PROBLEM TO SOLVE – Copy each line below in which the string "يـــوم" occurs.

EXTRACTED DATA –
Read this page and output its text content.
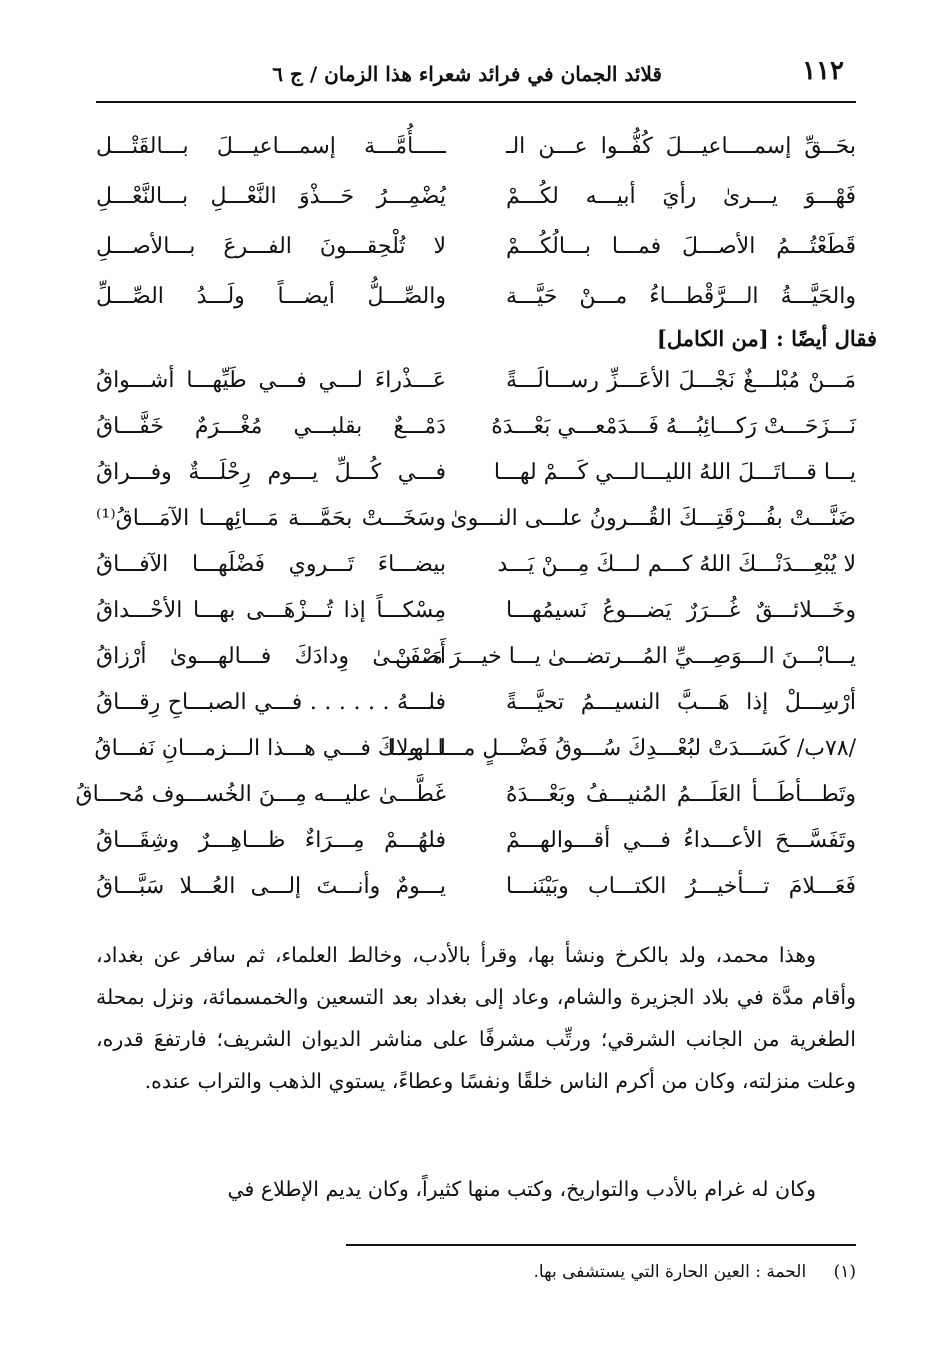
١١٢
قلائد الجمان في فرائد شعراء هذا الزمان / ج ٦
بحَــقِّ إسمــــاعيـــلَ كُفُّــوا عـــن الـ
ـــــأُمَّـــة إسمـــاعيـــلَ بـــالقَتْـــل
فَهْـــوَ يـــرىٰ رأيَ أبيـــه لكُـــمْ
يُضْمِـــرُ حَـــذْوَ النَّعْـــلِ بـــالنَّعْـــلِ
قَطَعْتُـــمُ الأصـــلَ فمـــا بـــالُكُـــمْ
لا تُلْحِقـــونَ الفـــرعَ بـــالأصـــلِ
والحَيَّـــةُ الـــرَّقْطـــاءُ مـــنْ حَيَّـــة
والصِّـــلُّ أيضـــاً ولَـــدُ الصِّـــلِّ
فقال أيضًا : [من الكامل]
مَـــنْ مُبْلـــغٌ نَجْـــلَ الأعَـــزِّ رســـالَـــةً
عَـــذْراءَ لـــي فـــي طَيِّهـــا أشـــواقُ
نَـــزَحَـــتْ رَكـــائِبُـــهُ فَـــدَمْعـــي بَعْـــدَهُ
دَمْـــعٌ بقلبـــي مُغْـــرَمٌ خَفَّـــاقُ
يـــا قـــاتَـــلَ اللهُ الليـــالـــي كَـــمْ لهـــا
فـــي كُـــلِّ يـــوم رِحْلَـــةٌ وفـــراقُ
ضَنَّـــتْ بفُـــرْقَتِـــكَ القُـــرونُ علـــى النـــوىٰ
وسَخَـــتْ بحَمَّـــة مَـــائِهـــا الآمَـــاقُ⁽¹⁾
لا يُبْعِـــدَنْـــكَ اللهُ كـــم لـــكَ مِـــنْ يَـــد
بيضـــاءَ تَـــروي فَضْلَهـــا الآفـــاقُ
وخَـــلائـــقٌ غُـــرَرٌ يَضـــوعُ نَسيمُهـــا
مِسْكـــاً إذا تُـــزْهَـــى بهـــا الأحْـــداقُ
يـــابْـــنَ الـــوَصِـــيِّ المُـــرتضـــىٰ يـــا خيـــرَ مَـــنْ
أَصْفَـــىٰ وِدادَكَ فـــالهـــوىٰ أرْزاقُ
أرْسِـــلْ إذا هَـــبَّ النسيـــمُ تحيَّـــةً
فلـــهُ . . . . . . فـــي الصبـــاحِ رِقـــاقُ
/٧٨ب/ كَسَـــدَتْ لبُعْـــدِكَ سُـــوقُ فَضْـــلٍ مـــا لهـــا
لـــولاكَ فـــي هـــذا الـــزمـــانِ نَفـــاقُ
وتَطـــأطَـــأ العَلَـــمُ المُنيـــفُ وبَعْـــدَهُ
غَطَّـــىٰ عليـــه مِـــنَ الخُســـوف مُحـــاقُ
وتَفَسَّـــحَ الأعـــداءُ فـــي أقـــوالهـــمْ
فلهُـــمْ مِـــرَاءٌ ظـــاهِـــرٌ وشِقَـــاقُ
فَعَـــلامَ تـــأخيـــرُ الكتـــاب وبَيْنَنـــا
يـــومٌ وأنـــتَ إلـــى العُـــلا سَبَّـــاقُ

وهذا محمد، ولد بالكرخ ونشأ بها، وقرأ بالأدب، وخالط العلماء، ثم سافر عن بغداد، وأقام مدَّة في بلاد الجزيرة والشام، وعاد إلى بغداد بعد التسعين والخمسمائة، ونزل بمحلة الطغرية من الجانب الشرقي؛ ورتِّب مشرفًا على مناشر الديوان الشريف؛ فارتفعَ قدره، وعلت منزلته، وكان من أكرم الناس خلقًا ونفسًا وعطاءً، يستوي الذهب والتراب عنده.

وكان له غرام بالأدب والتواريخ، وكتب منها كثيراً، وكان يديم الإطلاع في

(١) الحمة : العين الحارة التي يستشفى بها.
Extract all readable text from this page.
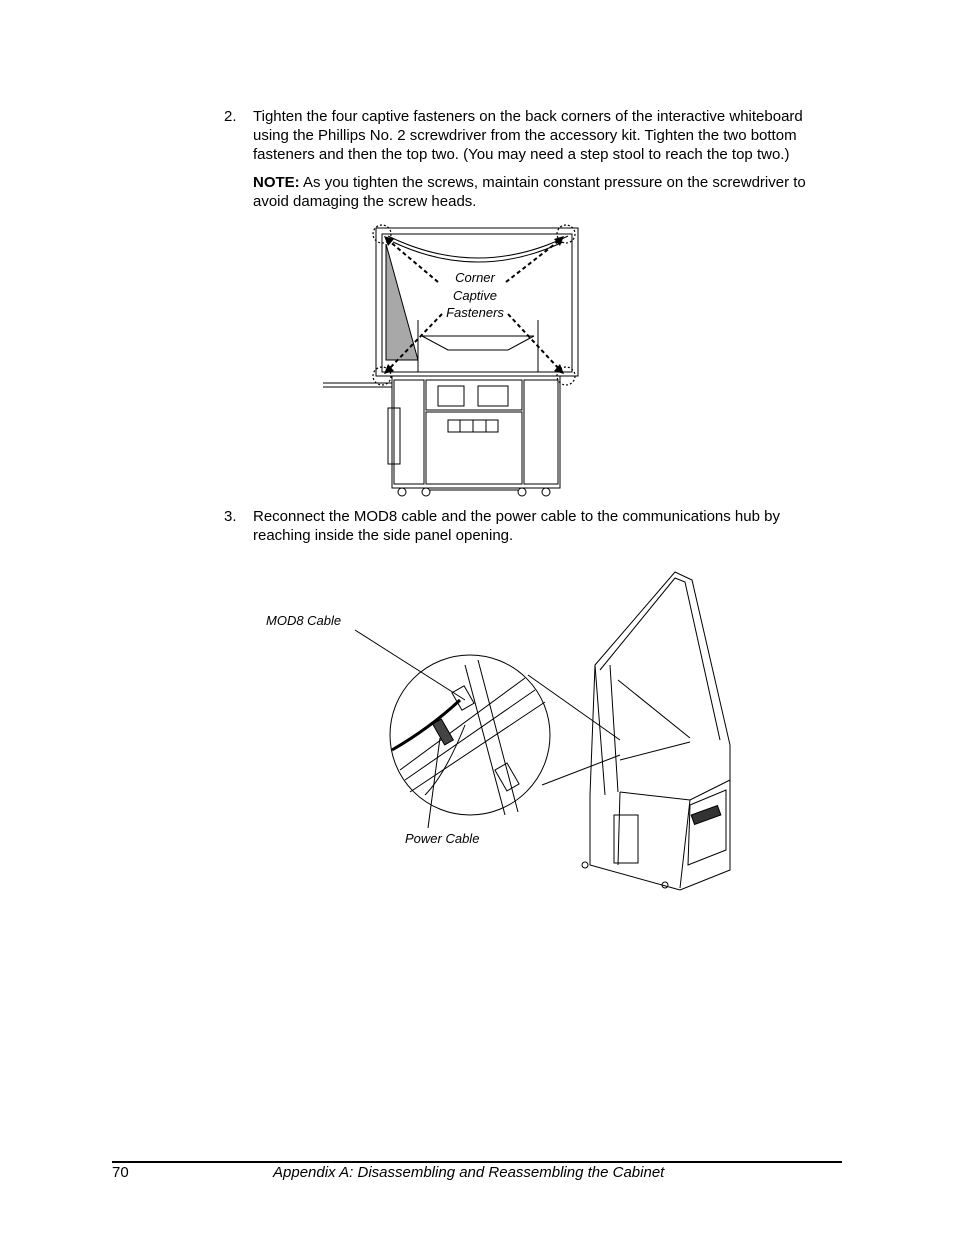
2. Tighten the four captive fasteners on the back corners of the interactive whiteboard using the Phillips No. 2 screwdriver from the accessory kit. Tighten the two bottom fasteners and then the top two. (You may need a step stool to reach the top two.)
NOTE: As you tighten the screws, maintain constant pressure on the screwdriver to avoid damaging the screw heads.
Corner
Captive
Fasteners
3. Reconnect the MOD8 cable and the power cable to the communications hub by reaching inside the side panel opening.
MOD8 Cable
Power Cable
70	Appendix A: Disassembling and Reassembling the Cabinet
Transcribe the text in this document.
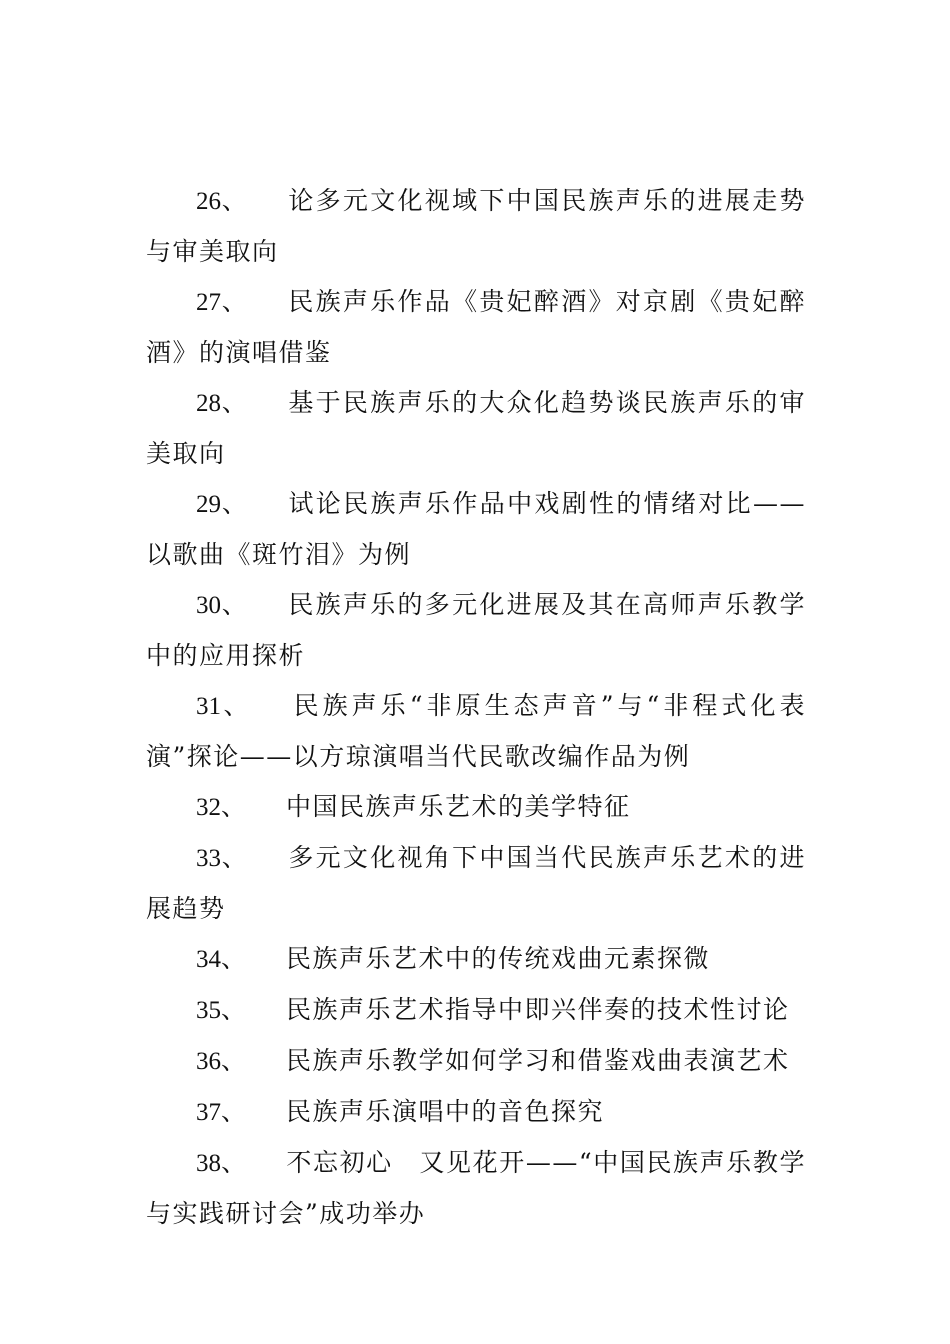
26、 论多元文化视域下中国民族声乐的进展走势与审美取向
27、 民族声乐作品《贵妃醉酒》对京剧《贵妃醉酒》的演唱借鉴
28、 基于民族声乐的大众化趋势谈民族声乐的审美取向
29、 试论民族声乐作品中戏剧性的情绪对比——以歌曲《斑竹泪》为例
30、 民族声乐的多元化进展及其在高师声乐教学中的应用探析
31、 民族声乐“非原生态声音”与“非程式化表演”探论——以方琼演唱当代民歌改编作品为例
32、 中国民族声乐艺术的美学特征
33、 多元文化视角下中国当代民族声乐艺术的进展趋势
34、 民族声乐艺术中的传统戏曲元素探微
35、 民族声乐艺术指导中即兴伴奏的技术性讨论
36、 民族声乐教学如何学习和借鉴戏曲表演艺术
37、 民族声乐演唱中的音色探究
38、 不忘初心　又见花开——“中国民族声乐教学与实践研讨会”成功举办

EXERCISE OUTPUT –
فـــي كُـــلِّ يـــوم رِحْلَـــةٌ وفـــراقُ
يـــومٌ وأنـــتَ إلـــى العُـــلا سَبَّـــاقُ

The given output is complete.